** START Entries provided **

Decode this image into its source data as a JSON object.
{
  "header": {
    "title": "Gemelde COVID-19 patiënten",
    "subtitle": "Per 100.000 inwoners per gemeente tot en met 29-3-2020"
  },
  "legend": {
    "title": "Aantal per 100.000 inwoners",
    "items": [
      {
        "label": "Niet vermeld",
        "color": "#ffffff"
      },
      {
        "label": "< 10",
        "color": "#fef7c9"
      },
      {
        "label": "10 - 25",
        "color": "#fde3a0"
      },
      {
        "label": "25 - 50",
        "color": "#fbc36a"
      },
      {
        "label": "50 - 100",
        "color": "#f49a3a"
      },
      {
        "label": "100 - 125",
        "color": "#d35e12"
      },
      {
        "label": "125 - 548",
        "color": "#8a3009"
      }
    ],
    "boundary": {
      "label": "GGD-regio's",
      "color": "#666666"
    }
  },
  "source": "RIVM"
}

** END Entries provided **

Objective: Say how many lines have the string "label" in them, offering no words beyond the number.

Answer to this problem: 8